Say how many lines in the data below contain the word "instrumentos", and give no other text.

## Raw records
○ ○ ○ ○

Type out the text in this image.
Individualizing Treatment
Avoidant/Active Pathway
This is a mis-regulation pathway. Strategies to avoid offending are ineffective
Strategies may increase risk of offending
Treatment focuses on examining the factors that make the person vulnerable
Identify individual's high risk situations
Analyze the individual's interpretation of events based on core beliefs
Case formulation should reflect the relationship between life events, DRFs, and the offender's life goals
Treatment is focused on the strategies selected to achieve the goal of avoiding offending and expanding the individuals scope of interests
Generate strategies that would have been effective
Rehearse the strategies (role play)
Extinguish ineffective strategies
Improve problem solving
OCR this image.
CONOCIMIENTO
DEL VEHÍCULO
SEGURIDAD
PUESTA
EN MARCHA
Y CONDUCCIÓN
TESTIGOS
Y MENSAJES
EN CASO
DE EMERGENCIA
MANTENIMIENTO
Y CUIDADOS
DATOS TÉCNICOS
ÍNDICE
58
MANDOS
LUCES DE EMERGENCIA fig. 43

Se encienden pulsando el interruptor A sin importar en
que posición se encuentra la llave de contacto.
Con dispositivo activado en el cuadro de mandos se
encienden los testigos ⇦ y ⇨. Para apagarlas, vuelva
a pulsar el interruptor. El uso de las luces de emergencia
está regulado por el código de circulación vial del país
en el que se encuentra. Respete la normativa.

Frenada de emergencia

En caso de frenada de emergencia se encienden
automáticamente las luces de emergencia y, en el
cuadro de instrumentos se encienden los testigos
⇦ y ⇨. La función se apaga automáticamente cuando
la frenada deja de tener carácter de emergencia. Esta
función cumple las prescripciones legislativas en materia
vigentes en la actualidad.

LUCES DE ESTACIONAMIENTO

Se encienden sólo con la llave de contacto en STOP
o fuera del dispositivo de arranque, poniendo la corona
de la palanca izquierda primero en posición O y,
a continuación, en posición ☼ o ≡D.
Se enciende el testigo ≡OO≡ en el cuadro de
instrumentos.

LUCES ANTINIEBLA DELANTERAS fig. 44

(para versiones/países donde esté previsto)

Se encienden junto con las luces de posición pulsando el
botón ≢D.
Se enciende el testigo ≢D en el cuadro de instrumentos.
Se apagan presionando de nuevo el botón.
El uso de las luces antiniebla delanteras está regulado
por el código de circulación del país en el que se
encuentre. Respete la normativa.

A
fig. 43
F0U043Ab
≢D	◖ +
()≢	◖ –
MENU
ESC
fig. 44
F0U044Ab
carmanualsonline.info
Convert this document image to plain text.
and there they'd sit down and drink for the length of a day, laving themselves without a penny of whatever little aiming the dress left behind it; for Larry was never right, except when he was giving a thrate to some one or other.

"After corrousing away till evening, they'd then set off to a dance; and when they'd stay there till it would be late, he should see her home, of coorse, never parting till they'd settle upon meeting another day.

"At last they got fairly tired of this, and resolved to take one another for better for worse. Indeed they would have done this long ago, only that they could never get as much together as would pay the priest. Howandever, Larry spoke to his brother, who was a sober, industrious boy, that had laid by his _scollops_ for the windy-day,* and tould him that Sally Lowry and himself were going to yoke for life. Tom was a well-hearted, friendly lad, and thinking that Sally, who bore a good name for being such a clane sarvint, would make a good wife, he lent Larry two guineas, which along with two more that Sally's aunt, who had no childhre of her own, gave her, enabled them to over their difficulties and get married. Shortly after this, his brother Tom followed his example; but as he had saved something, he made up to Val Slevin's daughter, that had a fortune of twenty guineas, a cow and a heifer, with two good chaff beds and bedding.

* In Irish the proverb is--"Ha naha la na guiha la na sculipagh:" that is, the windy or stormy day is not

○ ○ ○ ○

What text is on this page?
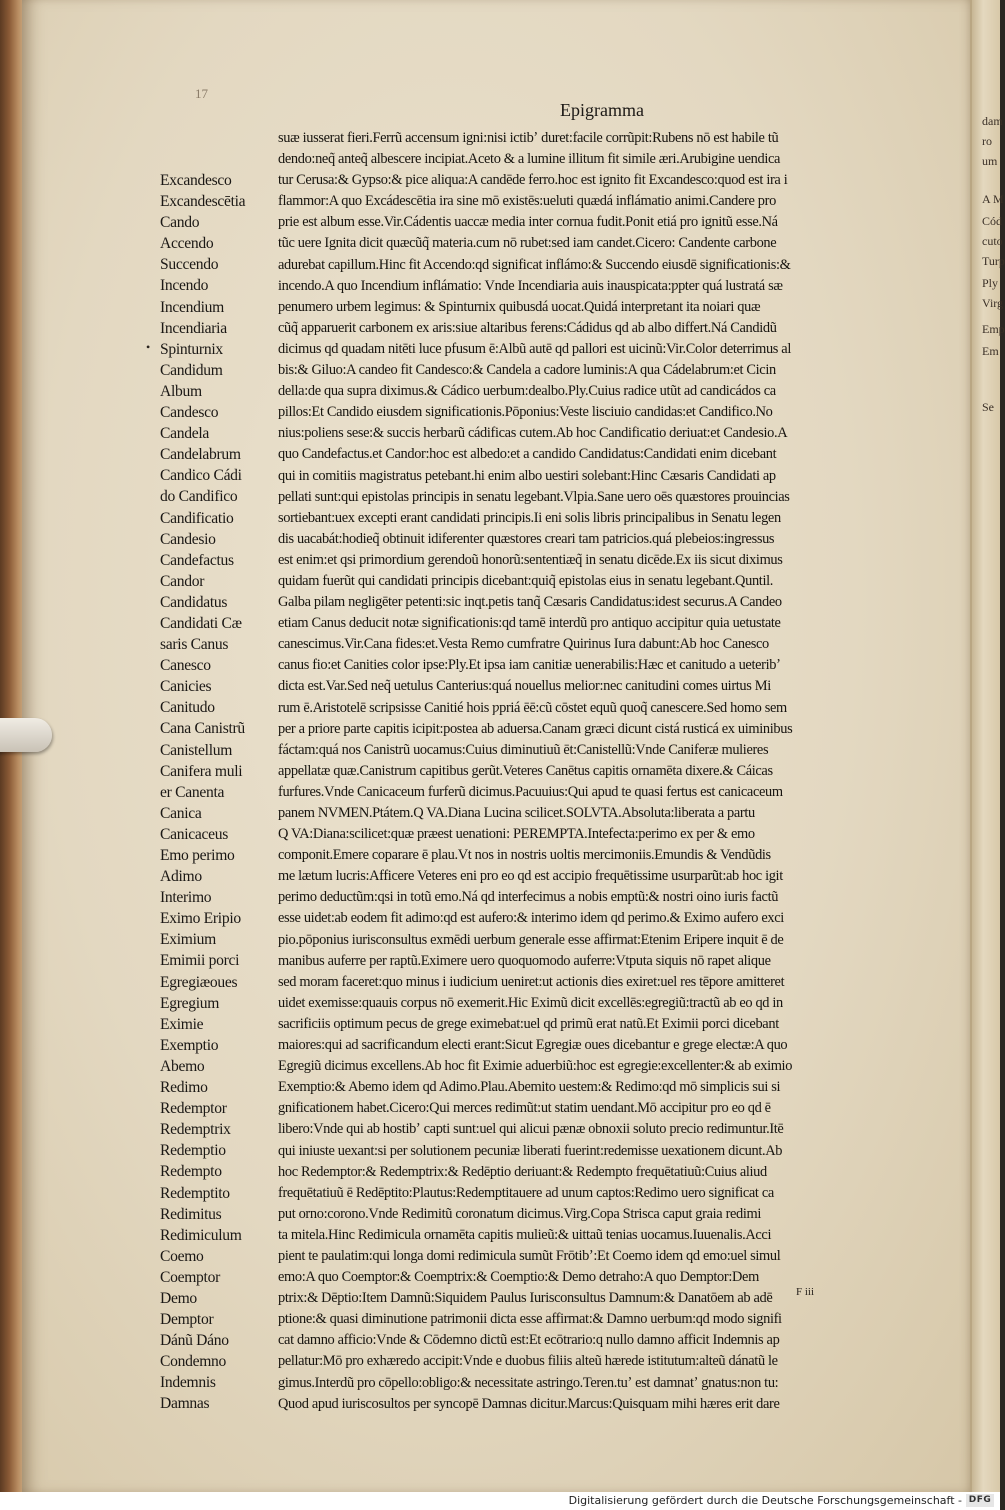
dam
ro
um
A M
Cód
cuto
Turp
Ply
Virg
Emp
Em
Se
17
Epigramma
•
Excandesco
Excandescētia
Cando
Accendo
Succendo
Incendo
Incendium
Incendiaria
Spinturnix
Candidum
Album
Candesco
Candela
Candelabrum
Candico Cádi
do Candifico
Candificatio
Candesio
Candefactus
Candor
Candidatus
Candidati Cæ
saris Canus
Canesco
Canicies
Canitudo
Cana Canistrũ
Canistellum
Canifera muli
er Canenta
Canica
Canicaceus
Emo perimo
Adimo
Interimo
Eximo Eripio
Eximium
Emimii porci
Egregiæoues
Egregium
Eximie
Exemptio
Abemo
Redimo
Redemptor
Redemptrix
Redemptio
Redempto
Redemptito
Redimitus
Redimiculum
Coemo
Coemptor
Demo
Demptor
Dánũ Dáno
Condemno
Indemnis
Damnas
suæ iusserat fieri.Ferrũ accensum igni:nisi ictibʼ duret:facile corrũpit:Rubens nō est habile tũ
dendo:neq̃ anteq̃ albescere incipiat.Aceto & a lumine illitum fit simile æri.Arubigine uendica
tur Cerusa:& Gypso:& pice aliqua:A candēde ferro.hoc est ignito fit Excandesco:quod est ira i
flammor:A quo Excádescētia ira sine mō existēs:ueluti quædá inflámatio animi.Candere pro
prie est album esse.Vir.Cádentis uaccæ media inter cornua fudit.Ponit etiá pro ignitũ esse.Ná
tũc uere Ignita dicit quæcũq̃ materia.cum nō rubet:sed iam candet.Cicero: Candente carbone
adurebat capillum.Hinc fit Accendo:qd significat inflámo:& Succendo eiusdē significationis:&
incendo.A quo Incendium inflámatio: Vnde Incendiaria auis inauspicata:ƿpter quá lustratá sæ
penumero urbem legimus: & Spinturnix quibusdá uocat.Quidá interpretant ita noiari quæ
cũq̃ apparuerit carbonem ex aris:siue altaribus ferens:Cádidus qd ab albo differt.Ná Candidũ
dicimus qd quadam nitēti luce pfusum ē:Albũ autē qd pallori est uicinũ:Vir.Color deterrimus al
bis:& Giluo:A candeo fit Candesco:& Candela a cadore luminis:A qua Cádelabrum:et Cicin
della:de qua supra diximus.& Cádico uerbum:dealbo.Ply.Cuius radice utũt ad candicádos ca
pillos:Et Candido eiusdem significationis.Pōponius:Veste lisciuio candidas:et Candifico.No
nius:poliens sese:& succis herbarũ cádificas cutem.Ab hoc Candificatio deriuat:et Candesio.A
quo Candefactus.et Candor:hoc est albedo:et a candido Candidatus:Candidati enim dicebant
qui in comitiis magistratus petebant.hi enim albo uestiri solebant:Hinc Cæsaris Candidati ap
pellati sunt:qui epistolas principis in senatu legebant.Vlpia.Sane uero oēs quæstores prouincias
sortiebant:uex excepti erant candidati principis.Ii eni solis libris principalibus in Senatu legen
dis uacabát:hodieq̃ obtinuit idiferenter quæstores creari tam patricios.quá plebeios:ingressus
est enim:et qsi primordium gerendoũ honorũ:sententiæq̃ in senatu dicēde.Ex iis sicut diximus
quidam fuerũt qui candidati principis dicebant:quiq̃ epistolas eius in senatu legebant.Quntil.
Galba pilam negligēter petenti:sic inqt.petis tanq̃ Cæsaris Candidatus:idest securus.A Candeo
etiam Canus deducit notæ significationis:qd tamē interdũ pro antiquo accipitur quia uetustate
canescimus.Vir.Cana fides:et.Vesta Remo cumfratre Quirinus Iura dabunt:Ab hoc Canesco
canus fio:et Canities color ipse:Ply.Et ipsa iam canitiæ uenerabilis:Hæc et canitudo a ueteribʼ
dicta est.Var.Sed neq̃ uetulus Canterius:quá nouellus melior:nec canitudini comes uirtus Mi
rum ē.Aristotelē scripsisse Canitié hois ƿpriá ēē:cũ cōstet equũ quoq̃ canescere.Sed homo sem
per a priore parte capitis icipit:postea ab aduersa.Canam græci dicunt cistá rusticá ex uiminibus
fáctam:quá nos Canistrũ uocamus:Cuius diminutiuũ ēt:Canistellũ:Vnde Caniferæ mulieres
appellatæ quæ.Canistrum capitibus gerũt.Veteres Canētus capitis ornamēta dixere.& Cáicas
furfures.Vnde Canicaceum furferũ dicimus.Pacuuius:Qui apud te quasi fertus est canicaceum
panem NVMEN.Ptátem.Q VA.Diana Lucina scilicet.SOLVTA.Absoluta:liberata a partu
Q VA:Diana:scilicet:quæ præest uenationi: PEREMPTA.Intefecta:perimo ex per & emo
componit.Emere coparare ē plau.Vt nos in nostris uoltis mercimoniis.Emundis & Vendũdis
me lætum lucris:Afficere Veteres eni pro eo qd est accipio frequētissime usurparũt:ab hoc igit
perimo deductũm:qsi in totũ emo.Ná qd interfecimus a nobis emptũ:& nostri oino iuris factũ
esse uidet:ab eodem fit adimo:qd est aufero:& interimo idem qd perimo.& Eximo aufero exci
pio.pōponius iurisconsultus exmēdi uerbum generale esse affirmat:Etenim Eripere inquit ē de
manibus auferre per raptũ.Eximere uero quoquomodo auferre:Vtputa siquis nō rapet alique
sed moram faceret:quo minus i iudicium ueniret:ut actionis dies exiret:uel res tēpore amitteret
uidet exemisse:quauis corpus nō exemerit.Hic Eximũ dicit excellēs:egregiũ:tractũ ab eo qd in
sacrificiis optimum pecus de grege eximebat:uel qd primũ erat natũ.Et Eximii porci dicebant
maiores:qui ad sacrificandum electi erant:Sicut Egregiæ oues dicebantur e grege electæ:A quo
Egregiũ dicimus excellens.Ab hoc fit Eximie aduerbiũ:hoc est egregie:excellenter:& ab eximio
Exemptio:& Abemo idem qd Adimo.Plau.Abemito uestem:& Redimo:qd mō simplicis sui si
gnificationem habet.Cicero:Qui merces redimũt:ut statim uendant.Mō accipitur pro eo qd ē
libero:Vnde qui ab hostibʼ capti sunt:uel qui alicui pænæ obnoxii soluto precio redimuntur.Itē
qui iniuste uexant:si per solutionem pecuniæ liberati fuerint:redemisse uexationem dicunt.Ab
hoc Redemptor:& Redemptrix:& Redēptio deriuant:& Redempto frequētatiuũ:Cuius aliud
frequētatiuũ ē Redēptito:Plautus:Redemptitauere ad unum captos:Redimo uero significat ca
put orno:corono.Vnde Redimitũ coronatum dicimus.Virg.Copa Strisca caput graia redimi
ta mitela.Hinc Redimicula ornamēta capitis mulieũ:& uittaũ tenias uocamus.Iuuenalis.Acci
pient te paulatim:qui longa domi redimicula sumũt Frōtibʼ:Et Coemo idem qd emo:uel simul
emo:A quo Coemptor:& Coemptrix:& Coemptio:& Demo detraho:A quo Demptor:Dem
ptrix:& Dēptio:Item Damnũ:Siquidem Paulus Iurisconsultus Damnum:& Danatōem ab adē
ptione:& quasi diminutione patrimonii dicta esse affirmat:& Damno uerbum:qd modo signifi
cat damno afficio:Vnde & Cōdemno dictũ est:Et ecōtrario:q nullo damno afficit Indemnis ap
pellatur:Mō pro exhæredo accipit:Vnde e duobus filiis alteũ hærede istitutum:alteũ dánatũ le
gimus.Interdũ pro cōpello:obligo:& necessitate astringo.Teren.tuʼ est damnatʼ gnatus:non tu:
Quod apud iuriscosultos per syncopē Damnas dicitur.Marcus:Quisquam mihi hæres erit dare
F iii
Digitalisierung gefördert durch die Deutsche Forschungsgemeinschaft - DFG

○ ○ ○ ○

## Problem solution
3